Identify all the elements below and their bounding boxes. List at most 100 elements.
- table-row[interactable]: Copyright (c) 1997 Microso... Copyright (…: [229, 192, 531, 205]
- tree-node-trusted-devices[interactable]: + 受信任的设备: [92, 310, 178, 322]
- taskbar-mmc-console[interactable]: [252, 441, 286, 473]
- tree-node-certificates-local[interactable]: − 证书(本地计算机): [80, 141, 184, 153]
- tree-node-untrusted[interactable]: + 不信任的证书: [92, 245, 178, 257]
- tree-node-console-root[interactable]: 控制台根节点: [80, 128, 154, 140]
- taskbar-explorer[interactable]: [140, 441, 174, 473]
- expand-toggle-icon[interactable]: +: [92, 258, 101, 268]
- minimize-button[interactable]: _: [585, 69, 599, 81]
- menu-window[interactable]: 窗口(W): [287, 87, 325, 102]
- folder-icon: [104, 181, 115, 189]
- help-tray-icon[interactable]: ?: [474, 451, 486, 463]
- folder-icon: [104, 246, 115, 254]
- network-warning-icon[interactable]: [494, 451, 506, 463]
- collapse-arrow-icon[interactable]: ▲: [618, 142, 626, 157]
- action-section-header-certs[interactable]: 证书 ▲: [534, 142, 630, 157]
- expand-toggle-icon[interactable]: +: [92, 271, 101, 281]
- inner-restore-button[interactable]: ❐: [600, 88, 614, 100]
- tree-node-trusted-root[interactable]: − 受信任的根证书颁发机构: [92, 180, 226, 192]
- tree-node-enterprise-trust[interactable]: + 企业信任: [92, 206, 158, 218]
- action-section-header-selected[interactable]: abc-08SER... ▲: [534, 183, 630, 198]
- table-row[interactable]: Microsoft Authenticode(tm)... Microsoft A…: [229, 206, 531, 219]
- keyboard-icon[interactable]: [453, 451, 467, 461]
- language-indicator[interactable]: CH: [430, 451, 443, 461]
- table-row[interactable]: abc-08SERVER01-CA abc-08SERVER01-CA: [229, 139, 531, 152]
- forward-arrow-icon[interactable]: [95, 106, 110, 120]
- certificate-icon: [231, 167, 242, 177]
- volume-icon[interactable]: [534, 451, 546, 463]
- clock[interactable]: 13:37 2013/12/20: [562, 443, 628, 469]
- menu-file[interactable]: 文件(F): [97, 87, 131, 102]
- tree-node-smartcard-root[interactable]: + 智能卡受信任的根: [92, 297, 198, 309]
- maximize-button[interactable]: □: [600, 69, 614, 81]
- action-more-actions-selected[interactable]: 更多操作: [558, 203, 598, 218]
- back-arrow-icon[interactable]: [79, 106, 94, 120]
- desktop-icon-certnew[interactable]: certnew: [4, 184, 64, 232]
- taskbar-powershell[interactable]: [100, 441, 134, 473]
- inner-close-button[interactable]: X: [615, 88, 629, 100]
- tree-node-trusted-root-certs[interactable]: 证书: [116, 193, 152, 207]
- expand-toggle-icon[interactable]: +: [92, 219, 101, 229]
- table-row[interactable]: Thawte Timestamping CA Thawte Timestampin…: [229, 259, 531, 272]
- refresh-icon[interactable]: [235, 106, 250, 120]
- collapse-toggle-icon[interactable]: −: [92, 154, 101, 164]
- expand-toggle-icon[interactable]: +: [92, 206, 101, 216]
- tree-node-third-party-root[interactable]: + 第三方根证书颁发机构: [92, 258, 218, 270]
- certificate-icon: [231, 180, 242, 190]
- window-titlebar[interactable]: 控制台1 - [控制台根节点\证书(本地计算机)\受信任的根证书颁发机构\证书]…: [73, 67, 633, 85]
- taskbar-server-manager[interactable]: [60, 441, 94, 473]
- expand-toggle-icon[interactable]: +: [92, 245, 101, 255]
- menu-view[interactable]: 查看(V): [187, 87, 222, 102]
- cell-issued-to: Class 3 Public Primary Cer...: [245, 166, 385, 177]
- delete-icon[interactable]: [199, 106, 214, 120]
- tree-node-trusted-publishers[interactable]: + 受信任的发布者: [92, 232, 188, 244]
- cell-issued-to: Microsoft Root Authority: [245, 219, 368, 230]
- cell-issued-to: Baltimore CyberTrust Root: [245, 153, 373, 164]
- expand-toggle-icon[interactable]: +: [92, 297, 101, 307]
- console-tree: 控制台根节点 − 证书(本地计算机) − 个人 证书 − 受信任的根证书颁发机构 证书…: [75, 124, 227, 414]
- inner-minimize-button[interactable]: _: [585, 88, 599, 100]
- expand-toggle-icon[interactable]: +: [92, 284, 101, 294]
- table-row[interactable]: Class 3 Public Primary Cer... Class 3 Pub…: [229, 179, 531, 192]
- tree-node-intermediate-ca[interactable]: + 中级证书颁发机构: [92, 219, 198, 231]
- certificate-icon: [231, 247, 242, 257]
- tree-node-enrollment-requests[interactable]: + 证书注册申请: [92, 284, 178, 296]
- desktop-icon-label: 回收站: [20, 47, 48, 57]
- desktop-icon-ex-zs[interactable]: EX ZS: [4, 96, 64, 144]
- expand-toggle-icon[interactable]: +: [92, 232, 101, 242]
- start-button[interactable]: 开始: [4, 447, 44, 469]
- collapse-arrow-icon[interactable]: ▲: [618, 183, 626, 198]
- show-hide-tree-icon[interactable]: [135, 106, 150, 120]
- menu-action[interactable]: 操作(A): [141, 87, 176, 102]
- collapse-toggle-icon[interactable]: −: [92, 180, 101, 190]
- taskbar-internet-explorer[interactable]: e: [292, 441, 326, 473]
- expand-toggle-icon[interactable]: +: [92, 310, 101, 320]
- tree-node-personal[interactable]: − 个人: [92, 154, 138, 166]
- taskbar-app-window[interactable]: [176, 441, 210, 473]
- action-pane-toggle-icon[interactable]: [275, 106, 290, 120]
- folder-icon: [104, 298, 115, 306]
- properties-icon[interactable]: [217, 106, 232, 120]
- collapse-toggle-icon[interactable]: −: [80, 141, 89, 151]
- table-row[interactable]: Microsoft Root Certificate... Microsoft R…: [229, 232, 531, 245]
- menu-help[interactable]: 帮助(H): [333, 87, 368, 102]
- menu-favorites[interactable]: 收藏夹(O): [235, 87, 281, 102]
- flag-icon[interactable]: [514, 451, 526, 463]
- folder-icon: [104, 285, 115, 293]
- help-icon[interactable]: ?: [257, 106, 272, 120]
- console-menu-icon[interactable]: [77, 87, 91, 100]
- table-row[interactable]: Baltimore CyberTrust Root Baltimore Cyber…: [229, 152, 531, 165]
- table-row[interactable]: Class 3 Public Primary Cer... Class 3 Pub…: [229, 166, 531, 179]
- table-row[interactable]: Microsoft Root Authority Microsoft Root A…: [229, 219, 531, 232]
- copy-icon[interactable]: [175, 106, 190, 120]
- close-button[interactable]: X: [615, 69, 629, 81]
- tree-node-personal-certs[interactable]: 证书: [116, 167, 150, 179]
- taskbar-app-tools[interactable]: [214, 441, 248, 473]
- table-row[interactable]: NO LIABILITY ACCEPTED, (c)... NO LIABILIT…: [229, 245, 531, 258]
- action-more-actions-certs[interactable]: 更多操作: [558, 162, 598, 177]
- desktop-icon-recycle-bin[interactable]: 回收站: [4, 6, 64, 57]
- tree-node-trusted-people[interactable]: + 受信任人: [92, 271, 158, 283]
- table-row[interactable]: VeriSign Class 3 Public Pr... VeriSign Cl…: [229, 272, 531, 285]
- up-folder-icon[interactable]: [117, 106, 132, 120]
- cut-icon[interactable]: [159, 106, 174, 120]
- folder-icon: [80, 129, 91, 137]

• Required task:
Copy the items above, putting "clickable" in place of every "interactable" and leaving everything else unchanged.

• Written solution:
Identify all the elements below and their bounding boxes. List at most 100 elements.
- table-row[clickable]: Copyright (c) 1997 Microso... Copyright (…: [229, 192, 531, 205]
- tree-node-trusted-devices[clickable]: + 受信任的设备: [92, 310, 178, 322]
- taskbar-mmc-console[clickable]: [252, 441, 286, 473]
- tree-node-certificates-local[clickable]: − 证书(本地计算机): [80, 141, 184, 153]
- tree-node-untrusted[clickable]: + 不信任的证书: [92, 245, 178, 257]
- tree-node-console-root[clickable]: 控制台根节点: [80, 128, 154, 140]
- taskbar-explorer[clickable]: [140, 441, 174, 473]
- expand-toggle-icon[clickable]: +: [92, 258, 101, 268]
- minimize-button[clickable]: _: [585, 69, 599, 81]
- menu-window[clickable]: 窗口(W): [287, 87, 325, 102]
- folder-icon: [104, 181, 115, 189]
- help-tray-icon[clickable]: ?: [474, 451, 486, 463]
- folder-icon: [104, 246, 115, 254]
- network-warning-icon[clickable]: [494, 451, 506, 463]
- collapse-arrow-icon[clickable]: ▲: [618, 142, 626, 157]
- action-section-header-certs[clickable]: 证书 ▲: [534, 142, 630, 157]
- expand-toggle-icon[clickable]: +: [92, 271, 101, 281]
- inner-restore-button[clickable]: ❐: [600, 88, 614, 100]
- tree-node-trusted-root[clickable]: − 受信任的根证书颁发机构: [92, 180, 226, 192]
- tree-node-enterprise-trust[clickable]: + 企业信任: [92, 206, 158, 218]
- action-section-header-selected[clickable]: abc-08SER... ▲: [534, 183, 630, 198]
- table-row[clickable]: Microsoft Authenticode(tm)... Microsoft A…: [229, 206, 531, 219]
- keyboard-icon[clickable]: [453, 451, 467, 461]
- language-indicator[clickable]: CH: [430, 451, 443, 461]
- table-row[clickable]: abc-08SERVER01-CA abc-08SERVER01-CA: [229, 139, 531, 152]
- forward-arrow-icon[clickable]: [95, 106, 110, 120]
- certificate-icon: [231, 167, 242, 177]
- volume-icon[clickable]: [534, 451, 546, 463]
- clock[clickable]: 13:37 2013/12/20: [562, 443, 628, 469]
- menu-file[clickable]: 文件(F): [97, 87, 131, 102]
- tree-node-smartcard-root[clickable]: + 智能卡受信任的根: [92, 297, 198, 309]
- maximize-button[clickable]: □: [600, 69, 614, 81]
- action-more-actions-selected[clickable]: 更多操作: [558, 203, 598, 218]
- back-arrow-icon[clickable]: [79, 106, 94, 120]
- desktop-icon-certnew[clickable]: certnew: [4, 184, 64, 232]
- taskbar-powershell[clickable]: [100, 441, 134, 473]
- inner-close-button[clickable]: X: [615, 88, 629, 100]
- tree-node-trusted-root-certs[clickable]: 证书: [116, 193, 152, 207]
- expand-toggle-icon[clickable]: +: [92, 219, 101, 229]
- table-row[clickable]: Thawte Timestamping CA Thawte Timestampin…: [229, 259, 531, 272]
- refresh-icon[clickable]: [235, 106, 250, 120]
- collapse-toggle-icon[clickable]: −: [92, 154, 101, 164]
- expand-toggle-icon[clickable]: +: [92, 206, 101, 216]
- tree-node-third-party-root[clickable]: + 第三方根证书颁发机构: [92, 258, 218, 270]
- certificate-icon: [231, 180, 242, 190]
- window-titlebar[clickable]: 控制台1 - [控制台根节点\证书(本地计算机)\受信任的根证书颁发机构\证书]…: [73, 67, 633, 85]
- taskbar-server-manager[clickable]: [60, 441, 94, 473]
- expand-toggle-icon[clickable]: +: [92, 245, 101, 255]
- menu-view[clickable]: 查看(V): [187, 87, 222, 102]
- cell-issued-to: Class 3 Public Primary Cer...: [245, 166, 385, 177]
- delete-icon[clickable]: [199, 106, 214, 120]
- tree-node-trusted-publishers[clickable]: + 受信任的发布者: [92, 232, 188, 244]
- cell-issued-to: Microsoft Root Authority: [245, 219, 368, 230]
- cell-issued-to: Baltimore CyberTrust Root: [245, 153, 373, 164]
- expand-toggle-icon[clickable]: +: [92, 297, 101, 307]
- console-tree: 控制台根节点 − 证书(本地计算机) − 个人 证书 − 受信任的根证书颁发机构 证书…: [75, 124, 227, 414]
- inner-minimize-button[clickable]: _: [585, 88, 599, 100]
- expand-toggle-icon[clickable]: +: [92, 284, 101, 294]
- table-row[clickable]: Class 3 Public Primary Cer... Class 3 Pub…: [229, 179, 531, 192]
- tree-node-intermediate-ca[clickable]: + 中级证书颁发机构: [92, 219, 198, 231]
- certificate-icon: [231, 247, 242, 257]
- tree-node-enrollment-requests[clickable]: + 证书注册申请: [92, 284, 178, 296]
- desktop-icon-label: 回收站: [20, 47, 48, 57]
- desktop-icon-ex-zs[clickable]: EX ZS: [4, 96, 64, 144]
- expand-toggle-icon[clickable]: +: [92, 232, 101, 242]
- start-button[clickable]: 开始: [4, 447, 44, 469]
- collapse-arrow-icon[clickable]: ▲: [618, 183, 626, 198]
- show-hide-tree-icon[clickable]: [135, 106, 150, 120]
- menu-action[clickable]: 操作(A): [141, 87, 176, 102]
- collapse-toggle-icon[clickable]: −: [92, 180, 101, 190]
- taskbar-internet-explorer[clickable]: e: [292, 441, 326, 473]
- expand-toggle-icon[clickable]: +: [92, 310, 101, 320]
- tree-node-personal[clickable]: − 个人: [92, 154, 138, 166]
- taskbar-app-window[clickable]: [176, 441, 210, 473]
- action-pane-toggle-icon[clickable]: [275, 106, 290, 120]
- folder-icon: [104, 298, 115, 306]
- properties-icon[clickable]: [217, 106, 232, 120]
- collapse-toggle-icon[clickable]: −: [80, 141, 89, 151]
- table-row[clickable]: Microsoft Root Certificate... Microsoft R…: [229, 232, 531, 245]
- menu-help[clickable]: 帮助(H): [333, 87, 368, 102]
- menu-favorites[clickable]: 收藏夹(O): [235, 87, 281, 102]
- flag-icon[clickable]: [514, 451, 526, 463]
- folder-icon: [104, 285, 115, 293]
- help-icon[clickable]: ?: [257, 106, 272, 120]
- console-menu-icon[clickable]: [77, 87, 91, 100]
- table-row[clickable]: Baltimore CyberTrust Root Baltimore Cyber…: [229, 152, 531, 165]
- table-row[clickable]: Class 3 Public Primary Cer... Class 3 Pub…: [229, 166, 531, 179]
- table-row[clickable]: Microsoft Root Authority Microsoft Root A…: [229, 219, 531, 232]
- copy-icon[clickable]: [175, 106, 190, 120]
- close-button[clickable]: X: [615, 69, 629, 81]
- tree-node-personal-certs[clickable]: 证书: [116, 167, 150, 179]
- taskbar-app-tools[clickable]: [214, 441, 248, 473]
- table-row[clickable]: NO LIABILITY ACCEPTED, (c)... NO LIABILIT…: [229, 245, 531, 258]
- action-more-actions-certs[clickable]: 更多操作: [558, 162, 598, 177]
- desktop-icon-recycle-bin[clickable]: 回收站: [4, 6, 64, 57]
- tree-node-trusted-people[clickable]: + 受信任人: [92, 271, 158, 283]
- table-row[clickable]: VeriSign Class 3 Public Pr... VeriSign Cl…: [229, 272, 531, 285]
- up-folder-icon[clickable]: [117, 106, 132, 120]
- cut-icon[clickable]: [159, 106, 174, 120]
- folder-icon: [80, 129, 91, 137]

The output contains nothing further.